● **Problem set**
1. Copy the full text about Detroit and museum architecture word for word.
2. Repeat the lines of the records verbatim, starting with the first line of the records and ending after the line that contains "152, 68, 177]". Give only those lines.
=== Page text ===
The plan was to have bondholders ride a Detroit Department of Transportation bus — not a chartered coach — and likely be shadowed by armed security as the bus traveled through some of the city’s worst neighborhoods.
Bankruptcy experts said the tour was a novel approach, but unlikely to sway creditors who are focused on numbers, not emotion.
Meanwhile, Fodor’s offers one of those why-you-should-visit-now lists of the sort Houstonians are getting used to retweeting about our own city, padding out Detroit’s arts-and-foodie offerings with others such as year-round sports teams, Motown and “living history,” ending on this plucky note:
Once word gets out that Detroit is the place to be, you’ll have missed the best part. Show the city some early love and you’ll have a front row seat for one amazing comeback.
Don’t wait for a biennial. If you love art, it shouldn’t take one to lure you to Detroit.
I’ve got an early flight back to Houston, so I’ll have more to say about the David Chipperfield addition to the Saint Louis Museum of Art, which I visited today on the last leg of my Midwest/Rust Belt museum road trip. I’ll also have have more to say about museums I’ve already discussed and a few I haven’t, but for now, get a load of how art, monumental and otherwise, looks when it’s not being swallowed by monumental architecture:
Say what you will about these ceilings — and there are plenty of nice things to say about them — but one thing that don’t do is soar, and that’s a good thing. Paintings, sculptures and installations that are meant to be monumental look that way in here, and those that aren’t don’t disappear into the ether.
=== Provided data ===
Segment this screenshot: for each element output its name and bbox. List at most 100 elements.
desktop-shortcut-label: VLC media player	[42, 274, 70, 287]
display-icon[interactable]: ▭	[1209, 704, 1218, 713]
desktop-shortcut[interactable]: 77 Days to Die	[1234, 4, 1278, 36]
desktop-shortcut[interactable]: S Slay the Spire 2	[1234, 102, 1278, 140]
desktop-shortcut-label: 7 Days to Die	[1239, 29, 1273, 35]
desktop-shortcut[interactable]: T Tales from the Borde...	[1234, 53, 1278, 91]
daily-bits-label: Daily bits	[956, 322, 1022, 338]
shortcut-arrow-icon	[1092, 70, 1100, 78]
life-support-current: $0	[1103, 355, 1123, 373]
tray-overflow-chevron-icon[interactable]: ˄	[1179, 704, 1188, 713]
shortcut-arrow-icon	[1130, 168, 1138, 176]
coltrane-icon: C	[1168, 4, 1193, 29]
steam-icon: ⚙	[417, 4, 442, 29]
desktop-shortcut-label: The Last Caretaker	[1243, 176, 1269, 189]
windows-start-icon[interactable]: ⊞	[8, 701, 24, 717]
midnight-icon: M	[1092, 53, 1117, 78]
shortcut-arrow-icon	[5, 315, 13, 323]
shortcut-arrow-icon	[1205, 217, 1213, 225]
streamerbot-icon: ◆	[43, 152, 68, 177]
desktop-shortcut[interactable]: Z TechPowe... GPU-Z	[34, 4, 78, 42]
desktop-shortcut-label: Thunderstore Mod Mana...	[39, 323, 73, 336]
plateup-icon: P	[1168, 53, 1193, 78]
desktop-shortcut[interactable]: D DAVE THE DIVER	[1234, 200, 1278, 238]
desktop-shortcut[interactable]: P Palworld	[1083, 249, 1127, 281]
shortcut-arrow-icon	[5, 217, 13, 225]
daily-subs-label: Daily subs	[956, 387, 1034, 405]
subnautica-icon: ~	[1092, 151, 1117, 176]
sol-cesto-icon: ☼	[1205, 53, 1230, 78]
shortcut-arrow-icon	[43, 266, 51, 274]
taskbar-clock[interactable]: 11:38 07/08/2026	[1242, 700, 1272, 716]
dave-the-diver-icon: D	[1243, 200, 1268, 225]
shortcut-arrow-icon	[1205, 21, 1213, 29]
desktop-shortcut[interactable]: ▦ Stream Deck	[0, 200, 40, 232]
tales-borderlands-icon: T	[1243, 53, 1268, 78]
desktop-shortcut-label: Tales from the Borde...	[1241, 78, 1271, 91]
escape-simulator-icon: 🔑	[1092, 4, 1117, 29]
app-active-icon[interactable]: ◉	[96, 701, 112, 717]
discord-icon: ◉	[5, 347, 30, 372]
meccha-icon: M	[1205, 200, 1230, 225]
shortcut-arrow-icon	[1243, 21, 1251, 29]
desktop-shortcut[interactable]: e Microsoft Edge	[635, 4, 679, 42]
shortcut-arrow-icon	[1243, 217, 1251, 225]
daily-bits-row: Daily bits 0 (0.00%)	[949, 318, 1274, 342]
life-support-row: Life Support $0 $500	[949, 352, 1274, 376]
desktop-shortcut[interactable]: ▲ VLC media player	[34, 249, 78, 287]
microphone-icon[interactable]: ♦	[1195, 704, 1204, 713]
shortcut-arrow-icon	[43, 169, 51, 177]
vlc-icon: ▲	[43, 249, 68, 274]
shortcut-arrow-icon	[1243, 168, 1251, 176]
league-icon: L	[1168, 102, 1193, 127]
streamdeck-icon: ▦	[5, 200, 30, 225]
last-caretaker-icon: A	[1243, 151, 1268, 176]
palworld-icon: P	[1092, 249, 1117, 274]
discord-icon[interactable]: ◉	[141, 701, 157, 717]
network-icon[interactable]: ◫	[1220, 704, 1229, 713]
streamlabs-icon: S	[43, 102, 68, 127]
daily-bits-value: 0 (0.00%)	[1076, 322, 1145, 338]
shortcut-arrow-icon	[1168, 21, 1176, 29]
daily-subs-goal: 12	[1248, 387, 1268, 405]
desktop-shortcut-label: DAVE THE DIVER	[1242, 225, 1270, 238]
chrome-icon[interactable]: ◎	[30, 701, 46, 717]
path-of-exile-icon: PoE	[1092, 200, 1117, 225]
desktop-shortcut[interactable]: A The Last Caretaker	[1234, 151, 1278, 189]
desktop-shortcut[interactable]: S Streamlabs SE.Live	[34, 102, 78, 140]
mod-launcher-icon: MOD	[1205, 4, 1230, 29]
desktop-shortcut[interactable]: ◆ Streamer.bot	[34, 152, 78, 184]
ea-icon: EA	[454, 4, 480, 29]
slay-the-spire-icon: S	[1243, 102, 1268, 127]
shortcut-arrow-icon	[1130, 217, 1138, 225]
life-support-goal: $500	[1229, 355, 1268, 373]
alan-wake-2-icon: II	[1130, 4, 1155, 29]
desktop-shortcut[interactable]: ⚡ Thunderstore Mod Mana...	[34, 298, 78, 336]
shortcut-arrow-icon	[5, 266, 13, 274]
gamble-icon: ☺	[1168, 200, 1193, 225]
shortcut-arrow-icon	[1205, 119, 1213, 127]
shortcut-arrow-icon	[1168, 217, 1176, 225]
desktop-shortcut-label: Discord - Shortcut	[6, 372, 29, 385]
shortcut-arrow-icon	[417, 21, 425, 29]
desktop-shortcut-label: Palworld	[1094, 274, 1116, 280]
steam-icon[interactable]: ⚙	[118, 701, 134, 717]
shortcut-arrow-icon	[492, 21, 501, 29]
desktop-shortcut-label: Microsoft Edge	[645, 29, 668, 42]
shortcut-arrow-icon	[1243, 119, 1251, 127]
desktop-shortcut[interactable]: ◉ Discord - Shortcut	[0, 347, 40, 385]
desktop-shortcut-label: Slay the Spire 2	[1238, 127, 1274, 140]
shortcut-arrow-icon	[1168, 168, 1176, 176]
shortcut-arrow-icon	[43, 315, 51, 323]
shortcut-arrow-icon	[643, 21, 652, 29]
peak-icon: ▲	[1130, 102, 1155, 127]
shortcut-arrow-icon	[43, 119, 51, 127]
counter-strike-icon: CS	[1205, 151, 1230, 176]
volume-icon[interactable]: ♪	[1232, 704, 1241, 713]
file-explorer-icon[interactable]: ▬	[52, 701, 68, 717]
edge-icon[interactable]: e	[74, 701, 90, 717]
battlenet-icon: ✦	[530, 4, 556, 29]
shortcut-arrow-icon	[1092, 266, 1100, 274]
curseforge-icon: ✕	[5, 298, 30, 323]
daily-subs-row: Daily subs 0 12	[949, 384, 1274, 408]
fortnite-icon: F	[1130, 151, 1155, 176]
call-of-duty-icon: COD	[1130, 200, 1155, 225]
===
● **Task-by-task results**
1.
The plan was to have bondholders ride a Detroit Department of Transportation bus — not a chartered coach — and likely be shadowed by armed security as the bus traveled through some of the city’s worst neighborhoods.
Bankruptcy experts said the tour was a novel approach, but unlikely to sway creditors who are focused on numbers, not emotion.
Meanwhile, Fodor’s offers one of those why-you-should-visit-now lists of the sort Houstonians are getting used to retweeting about our own city, padding out Detroit’s arts-and-foodie offerings with others such as year-round sports teams, Motown and “living history,” ending on this plucky note:
Once word gets out that Detroit is the place to be, you’ll have missed the best part. Show the city some early love and you’ll have a front row seat for one amazing comeback.
Don’t wait for a biennial. If you love art, it shouldn’t take one to lure you to Detroit.
I’ve got an early flight back to Houston, so I’ll have more to say about the David Chipperfield addition to the Saint Louis Museum of Art, which I visited today on the last leg of my Midwest/Rust Belt museum road trip. I’ll also have have more to say about museums I’ve already discussed and a few I haven’t, but for now, get a load of how art, monumental and otherwise, looks when it’s not being swallowed by monumental architecture:
Say what you will about these ceilings — and there are plenty of nice things to say about them — but one thing that don’t do is soar, and that’s a good thing. Paintings, sculptures and installations that are meant to be monumental look that way in here, and those that aren’t don’t disappear into the ether.

2.
Segment this screenshot: for each element output its name and bbox. List at most 100 elements.
desktop-shortcut-label: VLC media player	[42, 274, 70, 287]
display-icon[interactable]: ▭	[1209, 704, 1218, 713]
desktop-shortcut[interactable]: 77 Days to Die	[1234, 4, 1278, 36]
desktop-shortcut[interactable]: S Slay the Spire 2	[1234, 102, 1278, 140]
desktop-shortcut-label: 7 Days to Die	[1239, 29, 1273, 35]
desktop-shortcut[interactable]: T Tales from the Borde...	[1234, 53, 1278, 91]
daily-bits-label: Daily bits	[956, 322, 1022, 338]
shortcut-arrow-icon	[1092, 70, 1100, 78]
life-support-current: $0	[1103, 355, 1123, 373]
tray-overflow-chevron-icon[interactable]: ˄	[1179, 704, 1188, 713]
shortcut-arrow-icon	[1130, 168, 1138, 176]
coltrane-icon: C	[1168, 4, 1193, 29]
steam-icon: ⚙	[417, 4, 442, 29]
desktop-shortcut-label: The Last Caretaker	[1243, 176, 1269, 189]
windows-start-icon[interactable]: ⊞	[8, 701, 24, 717]
midnight-icon: M	[1092, 53, 1117, 78]
shortcut-arrow-icon	[5, 315, 13, 323]
shortcut-arrow-icon	[1205, 217, 1213, 225]
streamerbot-icon: ◆	[43, 152, 68, 177]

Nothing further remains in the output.